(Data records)
— start —
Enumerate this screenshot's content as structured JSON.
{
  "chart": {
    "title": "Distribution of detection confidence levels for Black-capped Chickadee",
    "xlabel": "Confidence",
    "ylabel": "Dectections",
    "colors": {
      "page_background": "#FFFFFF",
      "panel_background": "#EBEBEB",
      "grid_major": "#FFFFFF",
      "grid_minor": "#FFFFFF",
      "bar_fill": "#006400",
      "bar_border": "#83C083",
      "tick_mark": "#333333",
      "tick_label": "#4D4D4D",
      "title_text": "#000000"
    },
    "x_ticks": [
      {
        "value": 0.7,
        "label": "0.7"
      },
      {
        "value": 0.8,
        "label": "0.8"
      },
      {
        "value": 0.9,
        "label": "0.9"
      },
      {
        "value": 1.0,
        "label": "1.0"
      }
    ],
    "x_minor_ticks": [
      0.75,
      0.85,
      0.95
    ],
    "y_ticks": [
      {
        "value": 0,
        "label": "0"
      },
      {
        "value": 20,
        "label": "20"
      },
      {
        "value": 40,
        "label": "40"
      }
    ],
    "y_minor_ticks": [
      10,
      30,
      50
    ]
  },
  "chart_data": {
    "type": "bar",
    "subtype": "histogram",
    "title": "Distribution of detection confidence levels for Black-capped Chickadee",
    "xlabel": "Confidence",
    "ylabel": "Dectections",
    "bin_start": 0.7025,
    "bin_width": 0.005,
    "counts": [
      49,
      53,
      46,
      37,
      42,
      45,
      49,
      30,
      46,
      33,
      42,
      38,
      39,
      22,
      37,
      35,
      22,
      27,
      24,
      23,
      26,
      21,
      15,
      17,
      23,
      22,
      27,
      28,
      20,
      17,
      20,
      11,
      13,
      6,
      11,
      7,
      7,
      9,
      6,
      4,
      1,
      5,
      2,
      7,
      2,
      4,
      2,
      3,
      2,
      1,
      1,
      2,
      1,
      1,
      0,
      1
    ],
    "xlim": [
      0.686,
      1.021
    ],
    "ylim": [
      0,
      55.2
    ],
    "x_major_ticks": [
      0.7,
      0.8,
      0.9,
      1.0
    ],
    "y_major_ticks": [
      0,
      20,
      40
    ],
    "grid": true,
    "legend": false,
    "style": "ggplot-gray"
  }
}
— end —
**Goal of the exercise:**
From the records above, please extract every line and repeat it exactly.

**Result for this exercise:**
Enumerate this screenshot's content as structured JSON.
{
  "chart": {
    "title": "Distribution of detection confidence levels for Black-capped Chickadee",
    "xlabel": "Confidence",
    "ylabel": "Dectections",
    "colors": {
      "page_background": "#FFFFFF",
      "panel_background": "#EBEBEB",
      "grid_major": "#FFFFFF",
      "grid_minor": "#FFFFFF",
      "bar_fill": "#006400",
      "bar_border": "#83C083",
      "tick_mark": "#333333",
      "tick_label": "#4D4D4D",
      "title_text": "#000000"
    },
    "x_ticks": [
      {
        "value": 0.7,
        "label": "0.7"
      },
      {
        "value": 0.8,
        "label": "0.8"
      },
      {
        "value": 0.9,
        "label": "0.9"
      },
      {
        "value": 1.0,
        "label": "1.0"
      }
    ],
    "x_minor_ticks": [
      0.75,
      0.85,
      0.95
    ],
    "y_ticks": [
      {
        "value": 0,
        "label": "0"
      },
      {
        "value": 20,
        "label": "20"
      },
      {
        "value": 40,
        "label": "40"
      }
    ],
    "y_minor_ticks": [
      10,
      30,
      50
    ]
  },
  "chart_data": {
    "type": "bar",
    "subtype": "histogram",
    "title": "Distribution of detection confidence levels for Black-capped Chickadee",
    "xlabel": "Confidence",
    "ylabel": "Dectections",
    "bin_start": 0.7025,
    "bin_width": 0.005,
    "counts": [
      49,
      53,
      46,
      37,
      42,
      45,
      49,
      30,
      46,
      33,
      42,
      38,
      39,
      22,
      37,
      35,
      22,
      27,
      24,
      23,
      26,
      21,
      15,
      17,
      23,
      22,
      27,
      28,
      20,
      17,
      20,
      11,
      13,
      6,
      11,
      7,
      7,
      9,
      6,
      4,
      1,
      5,
      2,
      7,
      2,
      4,
      2,
      3,
      2,
      1,
      1,
      2,
      1,
      1,
      0,
      1
    ],
    "xlim": [
      0.686,
      1.021
    ],
    "ylim": [
      0,
      55.2
    ],
    "x_major_ticks": [
      0.7,
      0.8,
      0.9,
      1.0
    ],
    "y_major_ticks": [
      0,
      20,
      40
    ],
    "grid": true,
    "legend": false,
    "style": "ggplot-gray"
  }
}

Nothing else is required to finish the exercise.